Brief: Going through the material below, please gather all lines with the word "SDTVAR" in them.

Data records:
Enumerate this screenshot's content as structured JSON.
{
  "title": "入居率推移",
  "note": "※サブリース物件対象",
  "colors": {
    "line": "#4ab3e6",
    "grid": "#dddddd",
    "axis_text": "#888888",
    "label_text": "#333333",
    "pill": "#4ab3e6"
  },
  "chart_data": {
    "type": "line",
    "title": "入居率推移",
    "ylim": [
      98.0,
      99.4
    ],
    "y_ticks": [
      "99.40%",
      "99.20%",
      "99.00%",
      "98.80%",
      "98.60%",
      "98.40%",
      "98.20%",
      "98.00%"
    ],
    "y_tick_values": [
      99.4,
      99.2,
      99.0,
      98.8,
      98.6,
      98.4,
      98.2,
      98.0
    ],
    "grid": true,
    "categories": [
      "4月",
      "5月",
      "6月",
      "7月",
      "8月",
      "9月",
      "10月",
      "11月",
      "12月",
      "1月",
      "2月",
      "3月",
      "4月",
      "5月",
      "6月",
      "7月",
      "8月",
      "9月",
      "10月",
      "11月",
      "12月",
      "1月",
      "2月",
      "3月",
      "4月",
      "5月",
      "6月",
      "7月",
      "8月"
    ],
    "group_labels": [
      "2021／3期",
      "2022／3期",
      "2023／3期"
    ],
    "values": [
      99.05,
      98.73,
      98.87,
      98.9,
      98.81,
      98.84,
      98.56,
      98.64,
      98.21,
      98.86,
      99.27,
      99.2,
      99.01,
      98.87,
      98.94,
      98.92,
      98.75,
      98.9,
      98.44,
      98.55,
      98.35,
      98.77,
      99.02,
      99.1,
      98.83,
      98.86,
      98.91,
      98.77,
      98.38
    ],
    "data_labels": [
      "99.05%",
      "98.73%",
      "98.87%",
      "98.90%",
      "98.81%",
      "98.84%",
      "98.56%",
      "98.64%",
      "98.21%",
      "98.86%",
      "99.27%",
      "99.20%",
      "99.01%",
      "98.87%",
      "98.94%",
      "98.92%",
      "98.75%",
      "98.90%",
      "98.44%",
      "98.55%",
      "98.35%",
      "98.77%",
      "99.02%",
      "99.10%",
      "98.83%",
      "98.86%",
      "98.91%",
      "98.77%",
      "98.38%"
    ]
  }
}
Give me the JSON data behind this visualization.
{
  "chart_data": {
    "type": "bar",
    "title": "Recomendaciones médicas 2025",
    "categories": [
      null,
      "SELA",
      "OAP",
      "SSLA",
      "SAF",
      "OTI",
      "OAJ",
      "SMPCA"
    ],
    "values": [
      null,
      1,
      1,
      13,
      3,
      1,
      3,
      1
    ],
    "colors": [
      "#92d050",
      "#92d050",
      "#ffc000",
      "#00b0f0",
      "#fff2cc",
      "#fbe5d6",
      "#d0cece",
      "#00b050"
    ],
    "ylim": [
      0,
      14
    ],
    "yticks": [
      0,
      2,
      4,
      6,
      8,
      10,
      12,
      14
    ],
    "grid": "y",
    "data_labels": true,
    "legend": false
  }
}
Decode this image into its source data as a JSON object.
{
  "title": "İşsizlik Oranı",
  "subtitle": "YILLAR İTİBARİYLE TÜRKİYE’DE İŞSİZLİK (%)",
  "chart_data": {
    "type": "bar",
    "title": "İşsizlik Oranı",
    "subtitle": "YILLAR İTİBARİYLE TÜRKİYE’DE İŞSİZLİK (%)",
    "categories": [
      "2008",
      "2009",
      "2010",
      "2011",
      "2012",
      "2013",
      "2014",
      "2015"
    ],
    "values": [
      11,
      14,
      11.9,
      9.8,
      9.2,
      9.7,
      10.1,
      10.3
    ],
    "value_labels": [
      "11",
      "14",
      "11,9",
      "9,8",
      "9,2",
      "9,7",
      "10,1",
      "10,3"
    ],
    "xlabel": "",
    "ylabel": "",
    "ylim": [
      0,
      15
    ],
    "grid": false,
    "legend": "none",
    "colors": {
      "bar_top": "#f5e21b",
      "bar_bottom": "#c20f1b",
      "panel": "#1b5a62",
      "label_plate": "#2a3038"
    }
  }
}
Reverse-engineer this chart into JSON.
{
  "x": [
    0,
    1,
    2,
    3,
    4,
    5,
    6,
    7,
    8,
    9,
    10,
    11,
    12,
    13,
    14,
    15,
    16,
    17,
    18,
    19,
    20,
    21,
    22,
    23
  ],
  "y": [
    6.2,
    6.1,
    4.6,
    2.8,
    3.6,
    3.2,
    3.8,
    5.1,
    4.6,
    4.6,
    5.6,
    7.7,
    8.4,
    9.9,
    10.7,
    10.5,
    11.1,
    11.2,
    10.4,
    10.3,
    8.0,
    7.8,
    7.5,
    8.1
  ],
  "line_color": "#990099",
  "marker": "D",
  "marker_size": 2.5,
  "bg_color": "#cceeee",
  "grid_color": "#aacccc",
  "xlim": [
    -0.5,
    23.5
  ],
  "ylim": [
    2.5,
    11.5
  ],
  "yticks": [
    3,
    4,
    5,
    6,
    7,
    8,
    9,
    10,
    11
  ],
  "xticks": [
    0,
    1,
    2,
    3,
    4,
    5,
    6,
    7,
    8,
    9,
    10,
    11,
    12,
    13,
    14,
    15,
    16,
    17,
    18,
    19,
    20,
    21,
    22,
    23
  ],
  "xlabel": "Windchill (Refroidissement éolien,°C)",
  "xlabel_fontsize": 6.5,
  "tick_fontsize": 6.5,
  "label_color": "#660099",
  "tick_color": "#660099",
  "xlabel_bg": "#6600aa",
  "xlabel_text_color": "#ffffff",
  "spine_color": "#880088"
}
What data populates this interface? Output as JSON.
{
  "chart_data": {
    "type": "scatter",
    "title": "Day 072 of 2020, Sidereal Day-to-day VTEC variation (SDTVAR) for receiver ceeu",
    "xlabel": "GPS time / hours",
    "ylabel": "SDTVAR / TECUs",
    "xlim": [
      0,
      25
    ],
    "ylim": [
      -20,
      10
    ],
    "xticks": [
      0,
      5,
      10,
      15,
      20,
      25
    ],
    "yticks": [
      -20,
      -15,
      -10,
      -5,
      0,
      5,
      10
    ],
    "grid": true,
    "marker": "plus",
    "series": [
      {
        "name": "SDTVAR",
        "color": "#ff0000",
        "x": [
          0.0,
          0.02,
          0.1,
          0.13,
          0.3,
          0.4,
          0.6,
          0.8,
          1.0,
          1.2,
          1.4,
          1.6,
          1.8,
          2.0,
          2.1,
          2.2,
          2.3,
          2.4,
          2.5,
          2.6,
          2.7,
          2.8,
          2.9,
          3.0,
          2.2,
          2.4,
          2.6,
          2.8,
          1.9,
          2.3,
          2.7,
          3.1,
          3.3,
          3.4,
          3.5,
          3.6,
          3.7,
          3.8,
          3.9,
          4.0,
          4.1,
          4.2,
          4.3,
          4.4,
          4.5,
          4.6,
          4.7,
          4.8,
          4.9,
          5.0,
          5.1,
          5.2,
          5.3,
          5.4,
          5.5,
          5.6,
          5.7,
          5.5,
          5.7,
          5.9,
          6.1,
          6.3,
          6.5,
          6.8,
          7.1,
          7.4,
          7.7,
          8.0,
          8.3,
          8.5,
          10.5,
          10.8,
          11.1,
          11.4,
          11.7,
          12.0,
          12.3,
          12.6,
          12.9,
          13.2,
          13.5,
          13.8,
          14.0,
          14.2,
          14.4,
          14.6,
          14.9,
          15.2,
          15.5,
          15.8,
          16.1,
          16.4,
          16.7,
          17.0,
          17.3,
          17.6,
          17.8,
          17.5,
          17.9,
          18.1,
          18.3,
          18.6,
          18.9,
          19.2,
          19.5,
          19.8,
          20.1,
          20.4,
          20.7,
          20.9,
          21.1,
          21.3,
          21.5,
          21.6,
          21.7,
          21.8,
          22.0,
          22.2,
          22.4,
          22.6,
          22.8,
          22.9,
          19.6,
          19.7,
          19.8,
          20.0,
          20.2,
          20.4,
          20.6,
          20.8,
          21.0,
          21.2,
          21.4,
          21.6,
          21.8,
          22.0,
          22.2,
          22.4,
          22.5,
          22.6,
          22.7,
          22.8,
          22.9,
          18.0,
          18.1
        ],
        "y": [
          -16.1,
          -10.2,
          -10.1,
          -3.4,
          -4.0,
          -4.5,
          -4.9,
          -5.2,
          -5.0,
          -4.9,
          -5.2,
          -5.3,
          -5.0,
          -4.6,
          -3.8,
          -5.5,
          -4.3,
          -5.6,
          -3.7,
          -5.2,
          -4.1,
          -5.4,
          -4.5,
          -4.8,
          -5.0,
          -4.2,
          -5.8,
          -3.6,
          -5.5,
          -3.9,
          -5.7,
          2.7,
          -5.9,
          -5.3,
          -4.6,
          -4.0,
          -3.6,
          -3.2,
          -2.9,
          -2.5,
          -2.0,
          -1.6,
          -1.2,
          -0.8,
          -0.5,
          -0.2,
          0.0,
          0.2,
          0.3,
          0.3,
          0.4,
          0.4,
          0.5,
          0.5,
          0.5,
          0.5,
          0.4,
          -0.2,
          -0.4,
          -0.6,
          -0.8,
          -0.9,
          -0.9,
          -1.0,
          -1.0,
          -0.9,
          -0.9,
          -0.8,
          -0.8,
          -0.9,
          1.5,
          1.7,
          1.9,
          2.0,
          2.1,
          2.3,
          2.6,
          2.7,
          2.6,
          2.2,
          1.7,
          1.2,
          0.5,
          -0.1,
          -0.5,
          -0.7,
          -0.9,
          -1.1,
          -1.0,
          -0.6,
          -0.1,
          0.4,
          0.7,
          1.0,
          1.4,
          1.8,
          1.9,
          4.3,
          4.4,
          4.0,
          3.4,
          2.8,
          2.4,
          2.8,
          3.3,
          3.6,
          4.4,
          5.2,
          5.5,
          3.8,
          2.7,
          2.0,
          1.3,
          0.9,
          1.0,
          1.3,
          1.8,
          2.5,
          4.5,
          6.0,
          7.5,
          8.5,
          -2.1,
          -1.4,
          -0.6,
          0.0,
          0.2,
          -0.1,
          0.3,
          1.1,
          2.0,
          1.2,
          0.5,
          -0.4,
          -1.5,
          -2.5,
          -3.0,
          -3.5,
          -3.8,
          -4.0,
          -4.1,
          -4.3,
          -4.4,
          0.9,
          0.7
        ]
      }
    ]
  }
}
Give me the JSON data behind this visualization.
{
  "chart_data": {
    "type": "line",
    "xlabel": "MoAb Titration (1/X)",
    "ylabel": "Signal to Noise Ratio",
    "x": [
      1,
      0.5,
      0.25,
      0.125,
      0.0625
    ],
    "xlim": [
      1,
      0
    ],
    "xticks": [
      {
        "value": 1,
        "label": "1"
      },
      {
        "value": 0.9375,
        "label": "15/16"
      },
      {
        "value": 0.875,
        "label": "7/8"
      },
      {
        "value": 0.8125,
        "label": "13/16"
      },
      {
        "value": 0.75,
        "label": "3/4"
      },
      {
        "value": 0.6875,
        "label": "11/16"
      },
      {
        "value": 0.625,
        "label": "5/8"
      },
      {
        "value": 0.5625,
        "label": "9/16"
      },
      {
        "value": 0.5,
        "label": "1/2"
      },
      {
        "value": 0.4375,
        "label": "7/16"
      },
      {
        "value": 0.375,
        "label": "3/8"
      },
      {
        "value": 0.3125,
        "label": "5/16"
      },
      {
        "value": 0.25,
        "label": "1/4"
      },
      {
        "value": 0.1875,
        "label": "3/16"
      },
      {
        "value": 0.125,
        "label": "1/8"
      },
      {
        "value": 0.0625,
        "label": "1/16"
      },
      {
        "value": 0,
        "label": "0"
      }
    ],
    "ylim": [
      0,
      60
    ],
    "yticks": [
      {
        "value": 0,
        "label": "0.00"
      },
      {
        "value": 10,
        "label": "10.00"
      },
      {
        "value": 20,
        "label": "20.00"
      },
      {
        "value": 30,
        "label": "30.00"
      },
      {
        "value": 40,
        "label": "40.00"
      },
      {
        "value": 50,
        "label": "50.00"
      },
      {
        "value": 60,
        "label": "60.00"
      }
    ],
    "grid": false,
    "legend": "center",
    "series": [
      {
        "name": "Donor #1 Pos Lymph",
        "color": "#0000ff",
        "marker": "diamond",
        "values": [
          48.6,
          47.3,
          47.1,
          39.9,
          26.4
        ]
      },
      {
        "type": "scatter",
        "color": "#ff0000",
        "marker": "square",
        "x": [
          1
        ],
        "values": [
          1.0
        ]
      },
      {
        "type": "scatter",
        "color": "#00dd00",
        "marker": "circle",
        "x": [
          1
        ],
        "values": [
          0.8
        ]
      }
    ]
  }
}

Solution to this exercise:
    "title": "Day 072 of 2020, Sidereal Day-to-day VTEC variation (SDTVAR) for receiver ceeu",
    "ylabel": "SDTVAR / TECUs",
        "name": "SDTVAR",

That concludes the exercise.